(Data records)
------------
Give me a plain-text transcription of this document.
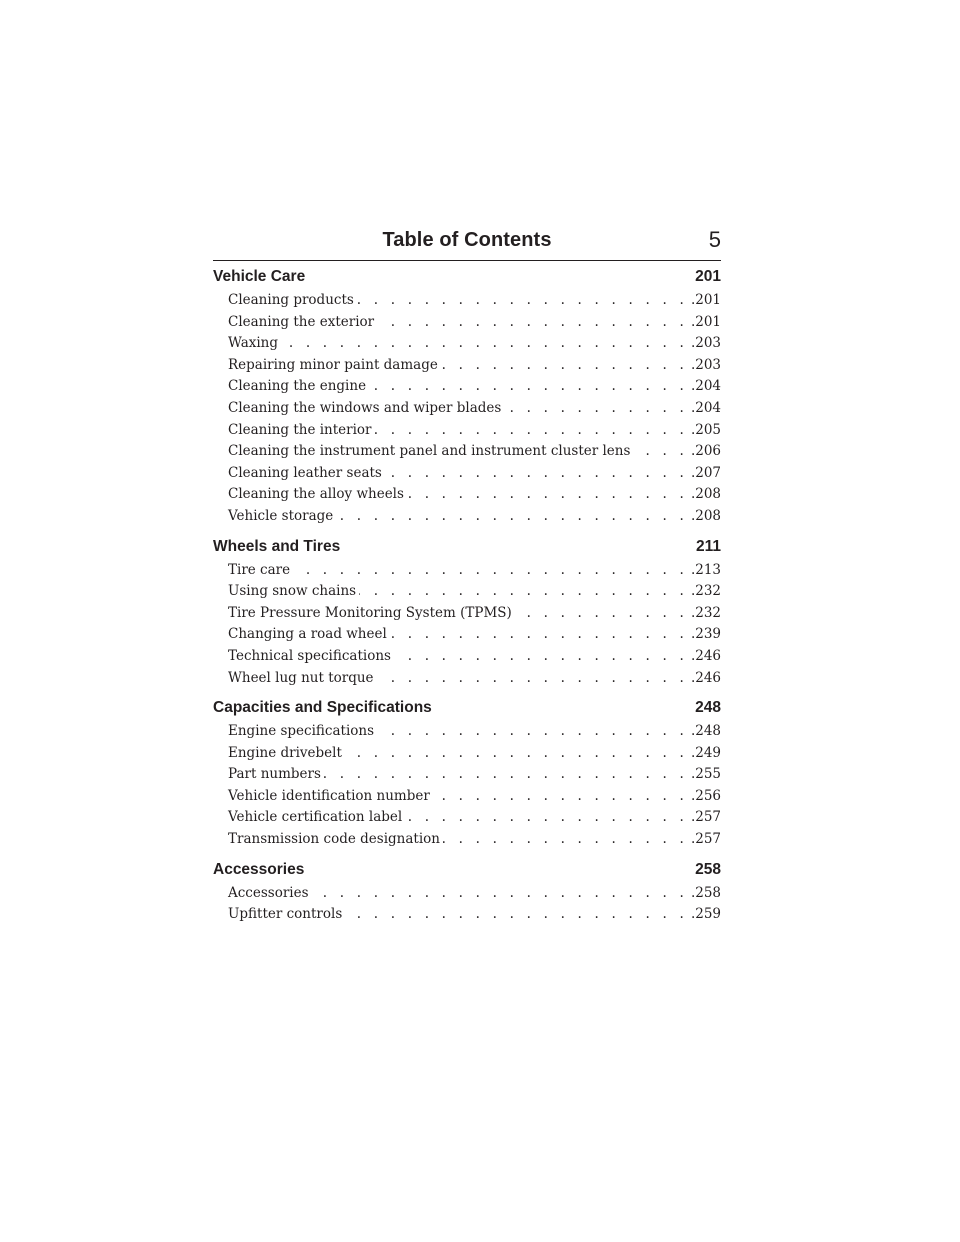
Table of Contents	5
Vehicle Care	201
Cleaning products . . .	.201
Cleaning the exterior . . .	.201
Waxing . . .	.203
Repairing minor paint damage . . .	.203
Cleaning the engine . . .	.204
Cleaning the windows and wiper blades . . .	.204
Cleaning the interior . . .	.205
Cleaning the instrument panel and instrument cluster lens . . .	.206
Cleaning leather seats . . .	.207
Cleaning the alloy wheels . . .	.208
Vehicle storage . . .	.208
Wheels and Tires	211
Tire care . . .	.213
Using snow chains . . .	.232
Tire Pressure Monitoring System (TPMS) . . .	.232
Changing a road wheel . . .	.239
Technical specifications . . .	.246
Wheel lug nut torque . . .	.246
Capacities and Specifications	248
Engine specifications . . .	.248
Engine drivebelt . . .	.249
Part numbers . . .	.255
Vehicle identification number . . .	.256
Vehicle certification label . . .	.257
Transmission code designation . . .	.257
Accessories	258
Accessories . . .	.258
Upfitter controls . . .	.259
------------
■ **Directive**
Output, exactly, all the records above; include no pictures.

■ **Solution to the exercise**
Give me a plain-text transcription of this document.
Table of Contents	5
Vehicle Care	201
Cleaning products . . .	.201
Cleaning the exterior . . .	.201
Waxing . . .	.203
Repairing minor paint damage . . .	.203
Cleaning the engine . . .	.204
Cleaning the windows and wiper blades . . .	.204
Cleaning the interior . . .	.205
Cleaning the instrument panel and instrument cluster lens . . .	.206
Cleaning leather seats . . .	.207
Cleaning the alloy wheels . . .	.208
Vehicle storage . . .	.208
Wheels and Tires	211
Tire care . . .	.213
Using snow chains . . .	.232
Tire Pressure Monitoring System (TPMS) . . .	.232
Changing a road wheel . . .	.239
Technical specifications . . .	.246
Wheel lug nut torque . . .	.246
Capacities and Specifications	248
Engine specifications . . .	.248
Engine drivebelt . . .	.249
Part numbers . . .	.255
Vehicle identification number . . .	.256
Vehicle certification label . . .	.257
Transmission code designation . . .	.257
Accessories	258
Accessories . . .	.258
Upfitter controls . . .	.259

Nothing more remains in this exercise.